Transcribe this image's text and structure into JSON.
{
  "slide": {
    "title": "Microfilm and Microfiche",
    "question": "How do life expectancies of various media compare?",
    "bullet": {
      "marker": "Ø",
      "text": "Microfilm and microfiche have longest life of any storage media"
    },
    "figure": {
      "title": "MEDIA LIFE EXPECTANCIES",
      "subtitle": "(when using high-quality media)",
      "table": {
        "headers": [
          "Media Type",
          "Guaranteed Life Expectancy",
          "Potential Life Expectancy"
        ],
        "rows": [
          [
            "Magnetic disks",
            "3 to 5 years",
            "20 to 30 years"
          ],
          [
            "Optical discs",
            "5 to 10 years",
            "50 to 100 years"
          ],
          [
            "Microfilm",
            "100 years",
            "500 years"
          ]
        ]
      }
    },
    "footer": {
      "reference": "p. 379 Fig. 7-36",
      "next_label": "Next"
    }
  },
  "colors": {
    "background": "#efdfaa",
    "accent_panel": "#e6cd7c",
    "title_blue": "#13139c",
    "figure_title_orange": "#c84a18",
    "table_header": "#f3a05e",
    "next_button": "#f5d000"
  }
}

Your task:
Please copy out each record, character for character.

Solution for this problem:
Transcribe this image's text and structure into JSON.
{
  "slide": {
    "title": "Microfilm and Microfiche",
    "question": "How do life expectancies of various media compare?",
    "bullet": {
      "marker": "Ø",
      "text": "Microfilm and microfiche have longest life of any storage media"
    },
    "figure": {
      "title": "MEDIA LIFE EXPECTANCIES",
      "subtitle": "(when using high-quality media)",
      "table": {
        "headers": [
          "Media Type",
          "Guaranteed Life Expectancy",
          "Potential Life Expectancy"
        ],
        "rows": [
          [
            "Magnetic disks",
            "3 to 5 years",
            "20 to 30 years"
          ],
          [
            "Optical discs",
            "5 to 10 years",
            "50 to 100 years"
          ],
          [
            "Microfilm",
            "100 years",
            "500 years"
          ]
        ]
      }
    },
    "footer": {
      "reference": "p. 379 Fig. 7-36",
      "next_label": "Next"
    }
  },
  "colors": {
    "background": "#efdfaa",
    "accent_panel": "#e6cd7c",
    "title_blue": "#13139c",
    "figure_title_orange": "#c84a18",
    "table_header": "#f3a05e",
    "next_button": "#f5d000"
  }
}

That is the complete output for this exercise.